(Reading passage)
Saturday, September 1, 2012

Killing Time

"An eye for an eye leaves the whole world blind." - Gandhi
Ah, now this is something I've been meaning to tackle for some time. My opinions on it are rather inconclusive, as they branch in different directions for different specific aspects of the topic.
Initially my opinion was that murder is murder, no matter who commits it first or last. If a parent cracks a child across the face as discipline for getting to a fight at school, what does that prove? "Violence is wrong" is certainly not the message I would glean from it. Yet many figures of so-called authority seem to embrace "Eye for an Eye" punishments, regardless of their obvious hypocrisy. This is true no matter what they call it (if a zoo housed a grizzly bear labeled as an ostrich, would that change said bear's DNA strands?). Death as a punishment for murder gets us nowhere - at least for the sake of this contention. This past school year I asked my Civics & Economics teacher why a killer who kills another killer is then killed by the government, i.e., Jack Ruby (though I think he might not have been put to death). She said that Lee Harvey Oswald hadn't been convicted yet. Still, I have to wonder why having badges and permissions and jurisdiction makes the actions any different on a basic level. This does not count self-defense or mercy, the latter referring to matters such as putting animals to sleep due to hopeless afflictions. I myself once dropped a Banggai cardinalfish into a glass of club soda because it could not swim without being blasted by the water jets in my aquarium; it was a miserable little reef fish and I saw no kinder thing than to end its life in the quickest and most painless way possible. (I'm not getting another of those for a while, if ever; they're so delicate and I'm not an expert reef-keeper!) Killing killers is not effective as a punishment.
However, if a person is a horrible villain, a dangerous one, one who might escape prison, I will now say: Go ahead! Be my guest. There's no reason to stoop to their level - humiliation, torture, and theatrical executions - but a quick and humane death will get rid of them. At least, the individuals; even if wickedness was a solid thing grounded in fact, it will never be purged in my opinion. Even if every killer, rapist, robber, and fraud on the planet were obliterated, that would make the ones who extinguished them take their place. This is a bit like the awesome manga Death Note or my own poem "Bloodrose" (on my old blog) in that exterminating every flawed person in the world would leave humanity to extinction (which would be a hell of a lot better for the other life forms, but not for us). My theory is that if this were to happen, people would soon be scared to do bad things. Good? So what if the purgers decide to go after candy shoplifters, jaywalkers? A first-grader cheating on his spelling test? Ridding the world of evil is impossible if you ask me. That being said, the especially vicious beings are sometimes OK to put six feet under. John Grisham's first novel, A Time to Kill, deals with this sort of thing in a way. Still need to finish that one myself....

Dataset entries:

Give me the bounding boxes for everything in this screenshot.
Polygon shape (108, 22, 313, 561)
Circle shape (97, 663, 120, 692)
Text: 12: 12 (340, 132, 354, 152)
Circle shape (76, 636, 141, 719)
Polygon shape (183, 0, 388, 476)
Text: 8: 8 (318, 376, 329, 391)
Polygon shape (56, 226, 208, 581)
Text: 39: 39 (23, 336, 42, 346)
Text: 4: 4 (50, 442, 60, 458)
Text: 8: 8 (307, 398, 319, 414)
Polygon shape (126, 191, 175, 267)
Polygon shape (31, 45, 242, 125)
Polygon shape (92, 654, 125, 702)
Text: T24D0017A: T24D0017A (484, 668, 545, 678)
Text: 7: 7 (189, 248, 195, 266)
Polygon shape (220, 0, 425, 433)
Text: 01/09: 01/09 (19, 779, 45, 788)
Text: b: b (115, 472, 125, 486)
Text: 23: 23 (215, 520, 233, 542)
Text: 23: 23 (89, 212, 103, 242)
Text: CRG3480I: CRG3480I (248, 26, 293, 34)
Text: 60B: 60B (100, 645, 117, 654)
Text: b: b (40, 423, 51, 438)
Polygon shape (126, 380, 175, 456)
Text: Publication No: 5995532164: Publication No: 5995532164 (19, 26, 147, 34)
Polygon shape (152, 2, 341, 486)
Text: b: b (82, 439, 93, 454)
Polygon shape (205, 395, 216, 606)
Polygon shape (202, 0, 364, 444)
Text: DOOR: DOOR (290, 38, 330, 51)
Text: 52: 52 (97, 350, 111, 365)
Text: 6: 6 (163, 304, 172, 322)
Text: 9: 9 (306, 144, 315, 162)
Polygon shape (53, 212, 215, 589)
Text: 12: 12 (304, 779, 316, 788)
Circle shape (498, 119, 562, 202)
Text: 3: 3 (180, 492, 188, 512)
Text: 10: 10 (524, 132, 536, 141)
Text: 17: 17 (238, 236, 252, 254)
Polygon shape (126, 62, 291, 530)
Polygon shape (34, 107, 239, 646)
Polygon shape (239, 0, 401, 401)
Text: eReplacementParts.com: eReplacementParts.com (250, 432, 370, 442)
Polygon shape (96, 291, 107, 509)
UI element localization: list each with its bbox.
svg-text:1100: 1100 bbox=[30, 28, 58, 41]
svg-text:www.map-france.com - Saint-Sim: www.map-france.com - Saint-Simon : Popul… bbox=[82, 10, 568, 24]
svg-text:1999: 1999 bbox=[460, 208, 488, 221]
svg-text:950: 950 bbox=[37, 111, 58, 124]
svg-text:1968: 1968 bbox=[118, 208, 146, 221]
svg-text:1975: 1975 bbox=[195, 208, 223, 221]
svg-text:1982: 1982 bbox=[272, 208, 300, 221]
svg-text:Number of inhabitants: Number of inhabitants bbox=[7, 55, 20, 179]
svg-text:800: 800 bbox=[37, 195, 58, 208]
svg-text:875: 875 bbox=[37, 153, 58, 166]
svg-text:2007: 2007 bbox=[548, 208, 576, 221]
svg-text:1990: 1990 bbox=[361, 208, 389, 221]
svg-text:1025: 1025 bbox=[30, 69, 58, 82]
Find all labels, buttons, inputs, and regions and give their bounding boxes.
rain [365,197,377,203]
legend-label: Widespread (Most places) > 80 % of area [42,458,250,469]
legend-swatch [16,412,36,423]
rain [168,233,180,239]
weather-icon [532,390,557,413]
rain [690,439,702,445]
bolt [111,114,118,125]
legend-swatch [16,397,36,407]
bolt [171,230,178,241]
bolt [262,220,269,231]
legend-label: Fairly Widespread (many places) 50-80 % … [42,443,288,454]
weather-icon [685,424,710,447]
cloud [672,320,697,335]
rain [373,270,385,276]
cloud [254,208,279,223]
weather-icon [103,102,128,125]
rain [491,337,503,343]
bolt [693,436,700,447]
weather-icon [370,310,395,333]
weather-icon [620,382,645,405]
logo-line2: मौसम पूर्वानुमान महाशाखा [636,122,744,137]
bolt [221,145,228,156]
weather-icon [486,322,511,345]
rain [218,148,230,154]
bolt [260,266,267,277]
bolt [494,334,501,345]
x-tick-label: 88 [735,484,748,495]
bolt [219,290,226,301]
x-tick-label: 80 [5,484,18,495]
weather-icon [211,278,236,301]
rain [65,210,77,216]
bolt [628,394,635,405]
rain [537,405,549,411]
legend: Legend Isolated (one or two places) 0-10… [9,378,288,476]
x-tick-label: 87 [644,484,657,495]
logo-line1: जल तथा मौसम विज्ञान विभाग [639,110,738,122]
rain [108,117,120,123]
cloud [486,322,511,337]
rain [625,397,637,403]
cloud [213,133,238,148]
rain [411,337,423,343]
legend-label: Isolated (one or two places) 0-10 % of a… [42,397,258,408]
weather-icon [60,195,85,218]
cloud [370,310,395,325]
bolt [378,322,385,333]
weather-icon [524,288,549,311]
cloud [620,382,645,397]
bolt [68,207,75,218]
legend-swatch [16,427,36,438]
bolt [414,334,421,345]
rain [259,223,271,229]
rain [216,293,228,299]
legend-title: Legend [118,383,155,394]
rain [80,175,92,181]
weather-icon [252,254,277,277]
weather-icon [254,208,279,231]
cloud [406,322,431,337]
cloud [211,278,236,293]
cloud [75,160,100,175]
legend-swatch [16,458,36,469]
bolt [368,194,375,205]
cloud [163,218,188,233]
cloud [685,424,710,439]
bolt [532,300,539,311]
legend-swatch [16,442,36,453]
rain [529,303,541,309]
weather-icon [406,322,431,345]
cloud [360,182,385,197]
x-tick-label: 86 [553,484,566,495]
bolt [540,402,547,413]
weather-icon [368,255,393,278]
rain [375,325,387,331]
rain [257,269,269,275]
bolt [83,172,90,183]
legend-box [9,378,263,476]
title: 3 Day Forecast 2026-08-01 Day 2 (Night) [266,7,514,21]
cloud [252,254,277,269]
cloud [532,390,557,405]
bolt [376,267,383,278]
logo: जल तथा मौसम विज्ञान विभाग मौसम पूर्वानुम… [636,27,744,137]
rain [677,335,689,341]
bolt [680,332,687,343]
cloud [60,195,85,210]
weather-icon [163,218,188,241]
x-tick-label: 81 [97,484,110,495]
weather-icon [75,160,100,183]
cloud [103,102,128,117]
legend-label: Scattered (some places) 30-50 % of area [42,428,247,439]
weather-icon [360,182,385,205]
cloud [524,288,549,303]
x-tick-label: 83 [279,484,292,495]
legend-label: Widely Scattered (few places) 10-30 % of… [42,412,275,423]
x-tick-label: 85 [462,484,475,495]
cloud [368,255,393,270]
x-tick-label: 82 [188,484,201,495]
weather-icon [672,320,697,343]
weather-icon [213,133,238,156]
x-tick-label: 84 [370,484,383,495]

(Things to do)
A – In the blog post on killing as punishment, why did the writer drop the Banggai cardinalfish into a glass of club soda?
B – Rewrite the blog post from "Saturday, September 1, 2012" up to and including "of the topic.", swapping "inconclusive" for "unsettled".
C – Pick up the blog post on killing as punishment after its final sentence and write the next part.

(Answers)
A – The fish could not swim without being blasted by the water jets in the writer's aquarium. It was miserable, and the writer saw no kinder option than ending its life in the quickest and most painless way possible.

B –
Saturday, September 1, 2012

Killing Time

"An eye for an eye leaves the whole world blind." - Gandhi
Ah, now this is something I've been meaning to tackle for some time. My opinions on it are rather unsettled, as they branch in different directions for different specific aspects of the topic.

C –
Earlier I mentioned mercy killings. Well, even if I wasn't a hyperactive teenager who needs to run around for at least an hour daily, I'd be pretty damn depressed in prison. And the though of never ever getting out? I'd welcome a lethal injection, honestly. So I think that a prisoner oughtn't spend their entire remainder of life in a cell if the easy way out is available. Of course, said convict's views may or may not differ from my own, although I doubt the system would offer them a choice; that doesn't seem like something they'd do in real life, regardless of the events contained in film and literature. I just don't see the point in keeping a surplus when they'll never be released until they're corpses.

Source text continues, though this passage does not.